WHAT YOU WILL DO>
All of the data should be repeated exactly; pictures are not part of the copy.

SOURCE DATA>
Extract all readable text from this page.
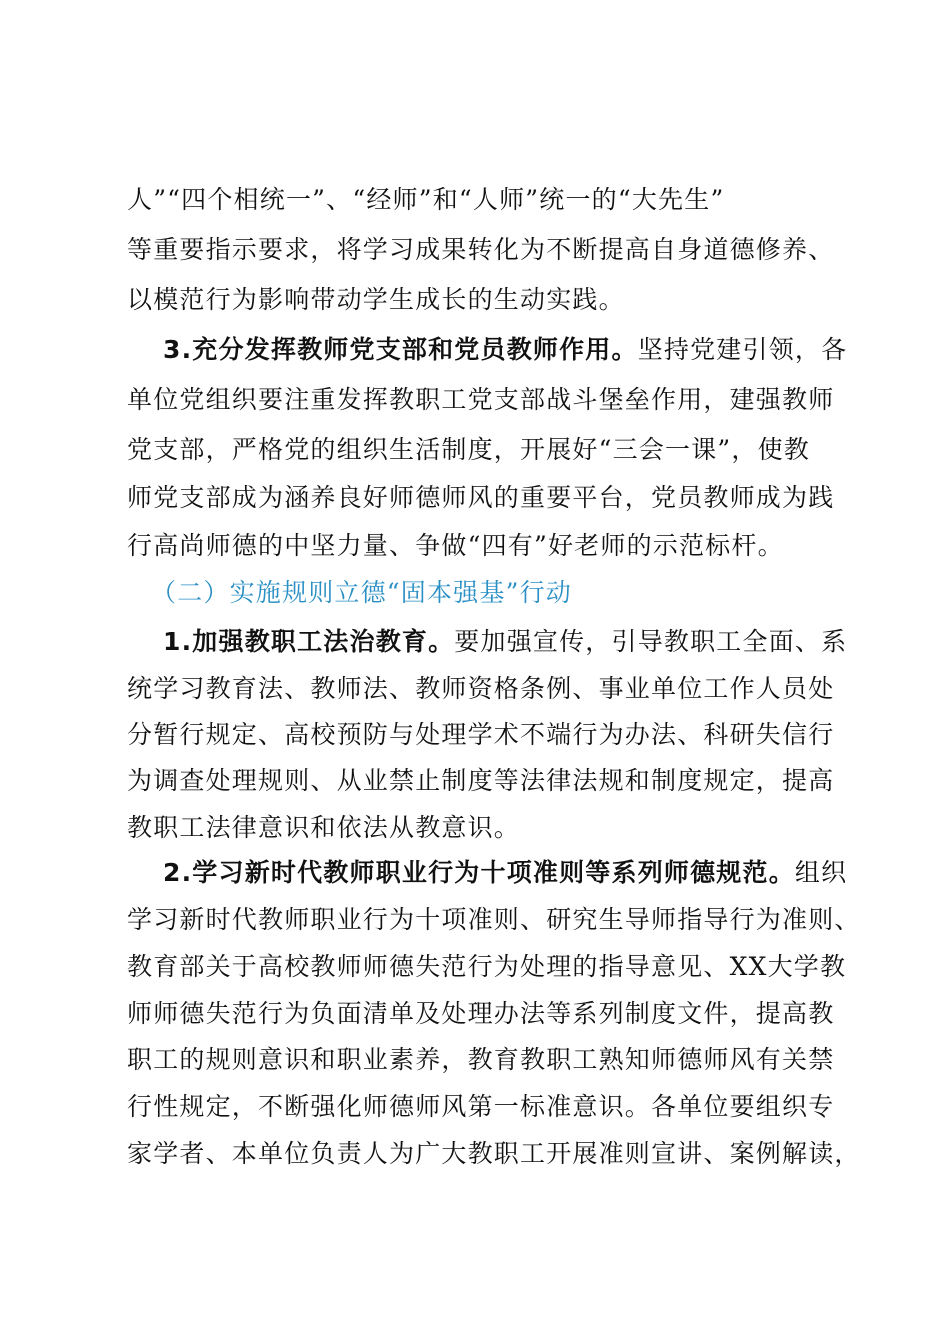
人”“四个相统一”、“经师”和“人师”统一的“大先生”
等重要指示要求，将学习成果转化为不断提高自身道德修养、
以模范行为影响带动学生成长的生动实践。
3.充分发挥教师党支部和党员教师作用。坚持党建引领，各
单位党组织要注重发挥教职工党支部战斗堡垒作用，建强教师
党支部，严格党的组织生活制度，开展好“三会一课”，使教
师党支部成为涵养良好师德师风的重要平台，党员教师成为践
行高尚师德的中坚力量、争做“四有”好老师的示范标杆。
（二）实施规则立德“固本强基”行动
1.加强教职工法治教育。要加强宣传，引导教职工全面、系
统学习教育法、教师法、教师资格条例、事业单位工作人员处
分暂行规定、高校预防与处理学术不端行为办法、科研失信行
为调查处理规则、从业禁止制度等法律法规和制度规定，提高
教职工法律意识和依法从教意识。
2.学习新时代教师职业行为十项准则等系列师德规范。组织
学习新时代教师职业行为十项准则、研究生导师指导行为准则、
教育部关于高校教师师德失范行为处理的指导意见、XX大学教
师师德失范行为负面清单及处理办法等系列制度文件，提高教
职工的规则意识和职业素养，教育教职工熟知师德师风有关禁
行性规定，不断强化师德师风第一标准意识。各单位要组织专
家学者、本单位负责人为广大教职工开展准则宣讲、案例解读，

OUTPUT FOR THIS EXERCISE>
Extract all readable text from this page.
人”“四个相统一”、“经师”和“人师”统一的“大先生”
等重要指示要求，将学习成果转化为不断提高自身道德修养、
以模范行为影响带动学生成长的生动实践。
3.充分发挥教师党支部和党员教师作用。坚持党建引领，各
单位党组织要注重发挥教职工党支部战斗堡垒作用，建强教师
党支部，严格党的组织生活制度，开展好“三会一课”，使教
师党支部成为涵养良好师德师风的重要平台，党员教师成为践
行高尚师德的中坚力量、争做“四有”好老师的示范标杆。
（二）实施规则立德“固本强基”行动
1.加强教职工法治教育。要加强宣传，引导教职工全面、系
统学习教育法、教师法、教师资格条例、事业单位工作人员处
分暂行规定、高校预防与处理学术不端行为办法、科研失信行
为调查处理规则、从业禁止制度等法律法规和制度规定，提高
教职工法律意识和依法从教意识。
2.学习新时代教师职业行为十项准则等系列师德规范。组织
学习新时代教师职业行为十项准则、研究生导师指导行为准则、
教育部关于高校教师师德失范行为处理的指导意见、XX大学教
师师德失范行为负面清单及处理办法等系列制度文件，提高教
职工的规则意识和职业素养，教育教职工熟知师德师风有关禁
行性规定，不断强化师德师风第一标准意识。各单位要组织专
家学者、本单位负责人为广大教职工开展准则宣讲、案例解读，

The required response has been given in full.